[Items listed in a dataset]
= = =
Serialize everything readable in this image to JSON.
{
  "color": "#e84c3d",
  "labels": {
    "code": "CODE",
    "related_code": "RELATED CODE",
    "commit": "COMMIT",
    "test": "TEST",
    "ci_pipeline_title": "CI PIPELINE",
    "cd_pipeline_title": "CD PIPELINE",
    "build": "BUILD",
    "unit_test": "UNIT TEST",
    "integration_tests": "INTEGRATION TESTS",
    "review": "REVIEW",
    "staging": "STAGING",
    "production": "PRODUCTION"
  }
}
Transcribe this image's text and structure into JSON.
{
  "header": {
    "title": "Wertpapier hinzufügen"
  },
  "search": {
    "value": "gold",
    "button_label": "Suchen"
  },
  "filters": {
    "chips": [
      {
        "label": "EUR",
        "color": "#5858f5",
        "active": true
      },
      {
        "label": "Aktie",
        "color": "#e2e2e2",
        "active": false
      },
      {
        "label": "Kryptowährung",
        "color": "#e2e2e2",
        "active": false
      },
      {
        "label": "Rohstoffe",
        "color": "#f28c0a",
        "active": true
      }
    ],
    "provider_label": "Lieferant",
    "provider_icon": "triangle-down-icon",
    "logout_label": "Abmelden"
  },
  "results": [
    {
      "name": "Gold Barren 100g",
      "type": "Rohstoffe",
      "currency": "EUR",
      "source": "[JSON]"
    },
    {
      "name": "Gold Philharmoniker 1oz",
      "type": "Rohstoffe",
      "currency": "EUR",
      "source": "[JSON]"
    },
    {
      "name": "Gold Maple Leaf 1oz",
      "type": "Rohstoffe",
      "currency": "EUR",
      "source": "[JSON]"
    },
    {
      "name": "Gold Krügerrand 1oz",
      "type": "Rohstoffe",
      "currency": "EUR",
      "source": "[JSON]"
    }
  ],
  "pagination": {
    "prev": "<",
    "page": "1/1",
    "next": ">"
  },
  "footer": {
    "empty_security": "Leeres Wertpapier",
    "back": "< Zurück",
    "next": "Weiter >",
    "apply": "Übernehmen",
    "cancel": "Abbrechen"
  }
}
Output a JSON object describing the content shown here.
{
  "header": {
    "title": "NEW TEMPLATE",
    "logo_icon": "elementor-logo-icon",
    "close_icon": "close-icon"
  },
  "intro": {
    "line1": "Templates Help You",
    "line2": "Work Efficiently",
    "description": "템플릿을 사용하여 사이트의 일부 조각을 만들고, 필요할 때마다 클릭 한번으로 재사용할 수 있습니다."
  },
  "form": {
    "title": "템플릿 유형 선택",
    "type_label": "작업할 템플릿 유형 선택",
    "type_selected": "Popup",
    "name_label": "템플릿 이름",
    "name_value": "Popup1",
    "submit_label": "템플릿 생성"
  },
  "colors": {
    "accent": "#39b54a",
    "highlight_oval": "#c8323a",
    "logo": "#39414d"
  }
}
= = =
Exercise description
Repeat all the entries exactly as given.

Solution
Serialize everything readable in this image to JSON.
{
  "color": "#e84c3d",
  "labels": {
    "code": "CODE",
    "related_code": "RELATED CODE",
    "commit": "COMMIT",
    "test": "TEST",
    "ci_pipeline_title": "CI PIPELINE",
    "cd_pipeline_title": "CD PIPELINE",
    "build": "BUILD",
    "unit_test": "UNIT TEST",
    "integration_tests": "INTEGRATION TESTS",
    "review": "REVIEW",
    "staging": "STAGING",
    "production": "PRODUCTION"
  }
}
Transcribe this image's text and structure into JSON.
{
  "header": {
    "title": "Wertpapier hinzufügen"
  },
  "search": {
    "value": "gold",
    "button_label": "Suchen"
  },
  "filters": {
    "chips": [
      {
        "label": "EUR",
        "color": "#5858f5",
        "active": true
      },
      {
        "label": "Aktie",
        "color": "#e2e2e2",
        "active": false
      },
      {
        "label": "Kryptowährung",
        "color": "#e2e2e2",
        "active": false
      },
      {
        "label": "Rohstoffe",
        "color": "#f28c0a",
        "active": true
      }
    ],
    "provider_label": "Lieferant",
    "provider_icon": "triangle-down-icon",
    "logout_label": "Abmelden"
  },
  "results": [
    {
      "name": "Gold Barren 100g",
      "type": "Rohstoffe",
      "currency": "EUR",
      "source": "[JSON]"
    },
    {
      "name": "Gold Philharmoniker 1oz",
      "type": "Rohstoffe",
      "currency": "EUR",
      "source": "[JSON]"
    },
    {
      "name": "Gold Maple Leaf 1oz",
      "type": "Rohstoffe",
      "currency": "EUR",
      "source": "[JSON]"
    },
    {
      "name": "Gold Krügerrand 1oz",
      "type": "Rohstoffe",
      "currency": "EUR",
      "source": "[JSON]"
    }
  ],
  "pagination": {
    "prev": "<",
    "page": "1/1",
    "next": ">"
  },
  "footer": {
    "empty_security": "Leeres Wertpapier",
    "back": "< Zurück",
    "next": "Weiter >",
    "apply": "Übernehmen",
    "cancel": "Abbrechen"
  }
}
Output a JSON object describing the content shown here.
{
  "header": {
    "title": "NEW TEMPLATE",
    "logo_icon": "elementor-logo-icon",
    "close_icon": "close-icon"
  },
  "intro": {
    "line1": "Templates Help You",
    "line2": "Work Efficiently",
    "description": "템플릿을 사용하여 사이트의 일부 조각을 만들고, 필요할 때마다 클릭 한번으로 재사용할 수 있습니다."
  },
  "form": {
    "title": "템플릿 유형 선택",
    "type_label": "작업할 템플릿 유형 선택",
    "type_selected": "Popup",
    "name_label": "템플릿 이름",
    "name_value": "Popup1",
    "submit_label": "템플릿 생성"
  },
  "colors": {
    "accent": "#39b54a",
    "highlight_oval": "#c8323a",
    "logo": "#39414d"
  }
}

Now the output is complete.